Start of Rows

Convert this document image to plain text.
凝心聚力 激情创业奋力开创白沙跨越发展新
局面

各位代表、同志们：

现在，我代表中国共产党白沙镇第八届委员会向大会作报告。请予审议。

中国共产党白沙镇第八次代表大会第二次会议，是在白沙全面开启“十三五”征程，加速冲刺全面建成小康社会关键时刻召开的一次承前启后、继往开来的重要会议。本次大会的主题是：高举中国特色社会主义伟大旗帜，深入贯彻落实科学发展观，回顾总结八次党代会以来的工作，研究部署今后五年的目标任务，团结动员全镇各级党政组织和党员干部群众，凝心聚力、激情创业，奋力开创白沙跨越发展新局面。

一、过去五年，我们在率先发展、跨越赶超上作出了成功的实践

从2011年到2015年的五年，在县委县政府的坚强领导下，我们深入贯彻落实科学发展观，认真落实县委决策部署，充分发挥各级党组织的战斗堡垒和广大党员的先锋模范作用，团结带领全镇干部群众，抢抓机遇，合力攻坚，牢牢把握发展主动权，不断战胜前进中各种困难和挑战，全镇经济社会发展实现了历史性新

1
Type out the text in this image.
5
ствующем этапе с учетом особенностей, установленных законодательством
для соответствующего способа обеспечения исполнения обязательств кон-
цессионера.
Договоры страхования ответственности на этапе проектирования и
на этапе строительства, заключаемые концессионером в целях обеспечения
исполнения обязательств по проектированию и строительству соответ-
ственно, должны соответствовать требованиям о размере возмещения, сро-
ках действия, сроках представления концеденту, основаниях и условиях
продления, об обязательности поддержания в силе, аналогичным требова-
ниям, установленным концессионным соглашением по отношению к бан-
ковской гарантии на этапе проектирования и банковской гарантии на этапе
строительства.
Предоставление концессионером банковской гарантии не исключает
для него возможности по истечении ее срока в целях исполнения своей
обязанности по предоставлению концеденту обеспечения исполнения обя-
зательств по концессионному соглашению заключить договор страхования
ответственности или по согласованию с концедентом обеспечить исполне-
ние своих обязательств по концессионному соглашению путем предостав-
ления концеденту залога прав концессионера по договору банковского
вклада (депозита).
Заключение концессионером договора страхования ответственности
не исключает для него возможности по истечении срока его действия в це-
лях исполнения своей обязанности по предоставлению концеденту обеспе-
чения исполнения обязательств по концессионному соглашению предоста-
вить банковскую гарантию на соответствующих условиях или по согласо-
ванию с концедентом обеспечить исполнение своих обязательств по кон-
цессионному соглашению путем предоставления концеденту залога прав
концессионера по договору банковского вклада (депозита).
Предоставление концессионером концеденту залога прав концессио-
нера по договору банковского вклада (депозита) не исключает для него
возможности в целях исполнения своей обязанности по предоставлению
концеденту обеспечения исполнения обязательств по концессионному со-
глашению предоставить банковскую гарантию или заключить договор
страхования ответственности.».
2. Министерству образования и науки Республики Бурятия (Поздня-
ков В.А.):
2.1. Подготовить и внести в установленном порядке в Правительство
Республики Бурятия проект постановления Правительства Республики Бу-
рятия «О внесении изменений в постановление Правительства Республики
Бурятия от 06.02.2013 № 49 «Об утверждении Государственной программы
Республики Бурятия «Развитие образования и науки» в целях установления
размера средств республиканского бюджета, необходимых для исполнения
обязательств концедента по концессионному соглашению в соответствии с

End of Rows
Start of Rows

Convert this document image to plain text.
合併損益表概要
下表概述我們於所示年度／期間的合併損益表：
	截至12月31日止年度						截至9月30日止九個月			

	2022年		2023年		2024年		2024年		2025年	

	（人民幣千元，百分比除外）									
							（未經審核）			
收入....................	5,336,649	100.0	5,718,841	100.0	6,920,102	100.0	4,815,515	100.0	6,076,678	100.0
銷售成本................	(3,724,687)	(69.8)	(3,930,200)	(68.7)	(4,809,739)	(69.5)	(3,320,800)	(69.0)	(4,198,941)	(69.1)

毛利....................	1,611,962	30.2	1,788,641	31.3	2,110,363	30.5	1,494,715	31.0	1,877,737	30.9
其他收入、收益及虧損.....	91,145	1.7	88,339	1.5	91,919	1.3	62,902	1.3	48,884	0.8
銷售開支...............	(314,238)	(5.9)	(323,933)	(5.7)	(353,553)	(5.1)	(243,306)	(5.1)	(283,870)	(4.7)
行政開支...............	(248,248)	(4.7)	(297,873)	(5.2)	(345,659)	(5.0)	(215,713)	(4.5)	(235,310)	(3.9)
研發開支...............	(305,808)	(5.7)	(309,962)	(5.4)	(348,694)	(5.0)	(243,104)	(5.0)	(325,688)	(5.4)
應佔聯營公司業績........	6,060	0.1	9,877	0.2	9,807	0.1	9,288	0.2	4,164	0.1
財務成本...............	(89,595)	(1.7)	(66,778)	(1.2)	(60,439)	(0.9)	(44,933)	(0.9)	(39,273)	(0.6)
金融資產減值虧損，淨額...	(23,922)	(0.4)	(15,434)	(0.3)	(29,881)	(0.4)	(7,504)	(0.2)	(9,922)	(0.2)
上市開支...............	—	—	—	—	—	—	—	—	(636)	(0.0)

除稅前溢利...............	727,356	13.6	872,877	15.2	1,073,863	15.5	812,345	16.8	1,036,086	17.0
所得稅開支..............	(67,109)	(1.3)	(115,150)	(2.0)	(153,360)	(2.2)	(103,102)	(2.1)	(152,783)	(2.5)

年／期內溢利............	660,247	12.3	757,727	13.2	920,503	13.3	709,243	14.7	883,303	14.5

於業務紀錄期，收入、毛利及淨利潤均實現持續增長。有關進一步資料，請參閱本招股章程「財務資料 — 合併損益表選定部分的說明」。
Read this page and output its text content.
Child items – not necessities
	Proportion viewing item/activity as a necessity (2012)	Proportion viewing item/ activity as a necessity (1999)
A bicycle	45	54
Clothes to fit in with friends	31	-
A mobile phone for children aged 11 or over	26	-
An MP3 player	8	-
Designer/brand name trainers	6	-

End of Rows
Start of Rows

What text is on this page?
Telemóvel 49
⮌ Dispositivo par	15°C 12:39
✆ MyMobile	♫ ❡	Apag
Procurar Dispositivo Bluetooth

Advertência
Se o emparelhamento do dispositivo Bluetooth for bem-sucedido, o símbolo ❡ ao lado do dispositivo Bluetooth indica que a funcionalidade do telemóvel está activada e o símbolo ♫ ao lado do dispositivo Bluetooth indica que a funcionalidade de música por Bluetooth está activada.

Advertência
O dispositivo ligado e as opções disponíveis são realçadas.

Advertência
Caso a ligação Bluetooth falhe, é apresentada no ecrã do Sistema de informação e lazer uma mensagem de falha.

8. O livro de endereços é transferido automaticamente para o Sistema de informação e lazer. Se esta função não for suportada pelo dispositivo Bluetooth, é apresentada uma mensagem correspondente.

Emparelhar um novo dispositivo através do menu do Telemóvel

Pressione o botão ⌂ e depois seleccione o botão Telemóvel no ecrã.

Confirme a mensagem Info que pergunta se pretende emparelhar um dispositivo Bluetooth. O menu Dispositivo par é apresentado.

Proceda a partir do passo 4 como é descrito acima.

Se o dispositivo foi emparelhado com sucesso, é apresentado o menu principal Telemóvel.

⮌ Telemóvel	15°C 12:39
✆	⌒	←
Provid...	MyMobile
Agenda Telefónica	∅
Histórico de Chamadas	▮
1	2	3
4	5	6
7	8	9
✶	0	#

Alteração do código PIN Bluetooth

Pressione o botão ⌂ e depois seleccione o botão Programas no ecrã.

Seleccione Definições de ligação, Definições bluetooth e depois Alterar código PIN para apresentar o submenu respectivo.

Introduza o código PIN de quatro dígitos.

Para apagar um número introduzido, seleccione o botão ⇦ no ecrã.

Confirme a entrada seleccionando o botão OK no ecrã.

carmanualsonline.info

End of Rows

» Task statement
Identify the lines in the records above that contain the word "Предоставление", then state how many there are and nothing more.

» Written response
2